▶ **Selected text**:

--*--

Modern Mining

Vedanta’s Black Mountain Mine in the Northern Cape will become the first local mine to adopt a new generation jumbo Sandvik DD422i with the new control system technology for tunnelling and blasting of a new decline shaft development.

The delivery of the automated Sandvik DD422i mining jumbo to the mine later this year once again propels it to the forefront of mining technology. According to Saltiel Pule, Sandvik Mining and Rock Technology’s Business Line Manager – Underground Drills Southern Africa, Black Mountain has been eager to adopt new technologies for drills. The addition of the automated jumbo at the mine will deliver higher development rates and increased production.

Next generation jumbo for Black Mountain

The Sandvik DD422i mining jumbo features new control system technology.

--*--

▶ **Input data**:
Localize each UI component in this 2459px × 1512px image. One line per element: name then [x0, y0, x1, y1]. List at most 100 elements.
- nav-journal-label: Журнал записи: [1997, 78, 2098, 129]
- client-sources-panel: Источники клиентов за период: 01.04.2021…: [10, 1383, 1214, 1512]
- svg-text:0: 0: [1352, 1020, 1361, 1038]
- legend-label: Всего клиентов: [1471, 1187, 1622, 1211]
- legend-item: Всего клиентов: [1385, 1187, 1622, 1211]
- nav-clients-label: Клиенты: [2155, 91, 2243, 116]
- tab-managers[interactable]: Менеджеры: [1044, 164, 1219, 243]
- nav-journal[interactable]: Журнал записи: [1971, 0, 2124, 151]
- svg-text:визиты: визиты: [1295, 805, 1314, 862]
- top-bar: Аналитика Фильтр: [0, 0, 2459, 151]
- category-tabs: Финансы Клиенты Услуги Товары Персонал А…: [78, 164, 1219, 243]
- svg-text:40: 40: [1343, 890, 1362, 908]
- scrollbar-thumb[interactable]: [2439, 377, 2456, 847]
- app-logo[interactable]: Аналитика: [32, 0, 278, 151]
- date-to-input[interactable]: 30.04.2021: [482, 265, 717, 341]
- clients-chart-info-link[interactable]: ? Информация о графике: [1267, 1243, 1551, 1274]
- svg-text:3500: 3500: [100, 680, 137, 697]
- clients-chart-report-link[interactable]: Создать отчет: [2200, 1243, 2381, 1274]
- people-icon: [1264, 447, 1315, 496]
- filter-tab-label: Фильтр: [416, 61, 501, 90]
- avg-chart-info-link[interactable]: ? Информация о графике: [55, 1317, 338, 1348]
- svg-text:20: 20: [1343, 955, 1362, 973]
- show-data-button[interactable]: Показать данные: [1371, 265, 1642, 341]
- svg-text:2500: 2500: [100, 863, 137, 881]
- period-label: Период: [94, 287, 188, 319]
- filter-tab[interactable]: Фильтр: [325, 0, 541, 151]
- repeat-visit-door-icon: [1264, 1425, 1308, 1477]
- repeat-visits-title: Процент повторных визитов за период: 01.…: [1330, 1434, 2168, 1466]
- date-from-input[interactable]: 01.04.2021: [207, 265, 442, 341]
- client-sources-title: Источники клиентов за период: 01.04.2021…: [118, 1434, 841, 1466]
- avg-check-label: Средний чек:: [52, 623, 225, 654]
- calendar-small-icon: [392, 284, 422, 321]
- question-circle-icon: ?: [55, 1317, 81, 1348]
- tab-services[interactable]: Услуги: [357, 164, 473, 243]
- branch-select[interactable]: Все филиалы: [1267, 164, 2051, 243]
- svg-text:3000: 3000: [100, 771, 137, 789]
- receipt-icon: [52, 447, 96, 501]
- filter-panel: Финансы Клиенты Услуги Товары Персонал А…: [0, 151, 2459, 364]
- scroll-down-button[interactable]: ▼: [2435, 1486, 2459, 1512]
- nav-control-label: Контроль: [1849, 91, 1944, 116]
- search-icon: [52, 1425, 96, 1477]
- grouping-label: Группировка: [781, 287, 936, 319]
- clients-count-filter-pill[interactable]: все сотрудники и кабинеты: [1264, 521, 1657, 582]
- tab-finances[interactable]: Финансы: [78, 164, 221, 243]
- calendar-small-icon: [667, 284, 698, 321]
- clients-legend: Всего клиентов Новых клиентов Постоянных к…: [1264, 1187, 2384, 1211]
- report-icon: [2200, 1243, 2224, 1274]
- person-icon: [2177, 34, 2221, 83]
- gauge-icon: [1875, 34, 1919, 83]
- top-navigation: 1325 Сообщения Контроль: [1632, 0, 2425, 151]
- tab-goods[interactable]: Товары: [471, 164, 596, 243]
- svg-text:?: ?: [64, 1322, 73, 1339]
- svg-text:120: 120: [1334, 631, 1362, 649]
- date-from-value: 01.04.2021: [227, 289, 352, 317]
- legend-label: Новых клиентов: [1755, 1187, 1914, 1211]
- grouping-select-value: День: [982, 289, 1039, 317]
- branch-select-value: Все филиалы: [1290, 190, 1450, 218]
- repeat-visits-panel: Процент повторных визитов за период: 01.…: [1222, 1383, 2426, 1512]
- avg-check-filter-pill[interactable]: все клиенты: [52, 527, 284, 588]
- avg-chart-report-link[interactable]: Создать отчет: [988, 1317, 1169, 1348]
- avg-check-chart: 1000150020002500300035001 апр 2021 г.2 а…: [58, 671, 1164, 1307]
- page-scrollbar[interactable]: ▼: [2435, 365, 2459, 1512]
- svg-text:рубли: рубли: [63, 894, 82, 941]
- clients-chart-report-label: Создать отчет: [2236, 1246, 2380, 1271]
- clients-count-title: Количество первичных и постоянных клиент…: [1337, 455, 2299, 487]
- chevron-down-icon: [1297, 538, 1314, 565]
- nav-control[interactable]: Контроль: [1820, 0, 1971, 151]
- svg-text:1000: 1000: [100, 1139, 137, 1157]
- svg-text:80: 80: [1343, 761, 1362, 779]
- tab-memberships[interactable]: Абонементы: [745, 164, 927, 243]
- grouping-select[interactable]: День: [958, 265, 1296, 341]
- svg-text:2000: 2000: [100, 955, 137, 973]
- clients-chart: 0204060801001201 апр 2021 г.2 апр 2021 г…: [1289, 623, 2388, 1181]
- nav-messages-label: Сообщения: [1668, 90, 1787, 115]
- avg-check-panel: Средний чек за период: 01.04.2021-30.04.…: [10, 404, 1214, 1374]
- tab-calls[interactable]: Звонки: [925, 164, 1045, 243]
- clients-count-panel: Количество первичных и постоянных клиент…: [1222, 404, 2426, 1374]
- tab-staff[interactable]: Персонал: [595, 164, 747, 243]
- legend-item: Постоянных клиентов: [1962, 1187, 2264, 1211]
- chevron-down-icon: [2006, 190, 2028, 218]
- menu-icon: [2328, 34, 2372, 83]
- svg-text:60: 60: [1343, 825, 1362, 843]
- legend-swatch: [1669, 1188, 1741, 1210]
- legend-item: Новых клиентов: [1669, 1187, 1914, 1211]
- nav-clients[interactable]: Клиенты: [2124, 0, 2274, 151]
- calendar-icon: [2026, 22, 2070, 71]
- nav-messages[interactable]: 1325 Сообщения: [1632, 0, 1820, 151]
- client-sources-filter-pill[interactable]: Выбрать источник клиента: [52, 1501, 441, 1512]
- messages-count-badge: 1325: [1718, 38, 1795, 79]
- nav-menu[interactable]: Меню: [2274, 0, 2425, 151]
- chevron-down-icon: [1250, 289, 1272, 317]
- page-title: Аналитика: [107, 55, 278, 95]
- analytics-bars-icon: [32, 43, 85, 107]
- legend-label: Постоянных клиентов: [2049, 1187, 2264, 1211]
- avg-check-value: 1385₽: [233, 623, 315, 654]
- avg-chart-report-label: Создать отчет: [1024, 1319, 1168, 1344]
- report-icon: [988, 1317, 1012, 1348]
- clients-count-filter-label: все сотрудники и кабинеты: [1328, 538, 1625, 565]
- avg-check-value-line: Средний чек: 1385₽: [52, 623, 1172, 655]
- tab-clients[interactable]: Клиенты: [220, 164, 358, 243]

--*--

▶ **Work instructions**:
- A) Retype the passage from the Sandvik DD422i article, from "Vedanta’s Black Mountain" up to and including "control system technology.".
- B) According to the Sandvik DD422i article, which mine will be the first local mine to adopt the new generation jumbo?
- C) Using the Sandvik DD422i article, explain in one to three sentences what the automated jumbo will be used for at Black Mountain and what its addition is expected to deliver.

▶ **Responses**:
- A)
Vedanta’s Black Mountain Mine in the Northern Cape will become the first local mine to adopt a new generation jumbo Sandvik DD422i with the new control system technology for tunnelling and blasting of a new decline shaft development.

The delivery of the automated Sandvik DD422i mining jumbo to the mine later this year once again propels it to the forefront of mining technology. According to Saltiel Pule, Sandvik Mining and Rock Technology’s Business Line Manager – Underground Drills Southern Africa, Black Mountain has been eager to adopt new technologies for drills. The addition of the automated jumbo at the mine will deliver higher development rates and increased production.

Next generation jumbo for Black Mountain

The Sandvik DD422i mining jumbo features new control system technology.

- B) Vedanta's Black Mountain Mine in the Northern Cape.

- C) The jumbo will be used for tunnelling and blasting of a new decline shaft development. Its addition is expected to deliver higher development rates and increased production.